◆ Exercise ◆
Give the number of lines below that contain the word "JSON", and nothing else.

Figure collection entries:
________________________________________
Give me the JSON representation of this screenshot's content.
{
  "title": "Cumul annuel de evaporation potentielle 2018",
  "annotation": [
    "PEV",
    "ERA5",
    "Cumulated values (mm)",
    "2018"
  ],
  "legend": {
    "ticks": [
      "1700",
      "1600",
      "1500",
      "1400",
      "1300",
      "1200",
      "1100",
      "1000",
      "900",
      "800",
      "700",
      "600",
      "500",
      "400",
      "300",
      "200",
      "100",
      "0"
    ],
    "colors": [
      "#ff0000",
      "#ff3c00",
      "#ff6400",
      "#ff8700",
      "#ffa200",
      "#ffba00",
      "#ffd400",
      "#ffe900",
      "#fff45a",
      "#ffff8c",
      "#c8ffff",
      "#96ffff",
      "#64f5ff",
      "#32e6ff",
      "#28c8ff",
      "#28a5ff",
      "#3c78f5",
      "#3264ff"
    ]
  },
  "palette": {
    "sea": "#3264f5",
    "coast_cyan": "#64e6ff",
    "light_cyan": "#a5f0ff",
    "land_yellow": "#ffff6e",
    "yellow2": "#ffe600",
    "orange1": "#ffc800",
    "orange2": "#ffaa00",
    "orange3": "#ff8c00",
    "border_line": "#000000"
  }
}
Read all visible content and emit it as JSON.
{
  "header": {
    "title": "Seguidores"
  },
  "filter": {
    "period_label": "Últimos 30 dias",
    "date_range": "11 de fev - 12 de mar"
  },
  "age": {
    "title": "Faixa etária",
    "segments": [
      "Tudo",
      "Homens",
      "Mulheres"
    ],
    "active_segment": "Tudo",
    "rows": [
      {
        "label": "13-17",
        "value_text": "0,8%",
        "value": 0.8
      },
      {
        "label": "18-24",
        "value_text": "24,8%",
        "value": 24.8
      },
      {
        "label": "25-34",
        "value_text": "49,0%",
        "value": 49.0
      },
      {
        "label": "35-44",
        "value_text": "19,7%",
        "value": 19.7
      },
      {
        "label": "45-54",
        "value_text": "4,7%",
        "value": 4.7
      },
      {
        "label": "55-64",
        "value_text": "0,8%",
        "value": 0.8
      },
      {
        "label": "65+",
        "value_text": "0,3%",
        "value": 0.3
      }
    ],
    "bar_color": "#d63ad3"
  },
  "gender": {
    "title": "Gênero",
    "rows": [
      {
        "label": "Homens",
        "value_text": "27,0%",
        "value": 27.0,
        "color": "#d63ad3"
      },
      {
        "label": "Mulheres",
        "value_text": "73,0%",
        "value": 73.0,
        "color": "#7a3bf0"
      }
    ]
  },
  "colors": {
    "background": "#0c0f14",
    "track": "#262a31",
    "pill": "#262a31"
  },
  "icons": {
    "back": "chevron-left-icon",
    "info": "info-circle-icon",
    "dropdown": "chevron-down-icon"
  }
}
________________________________________
◆ Answer for this exercise ◆
2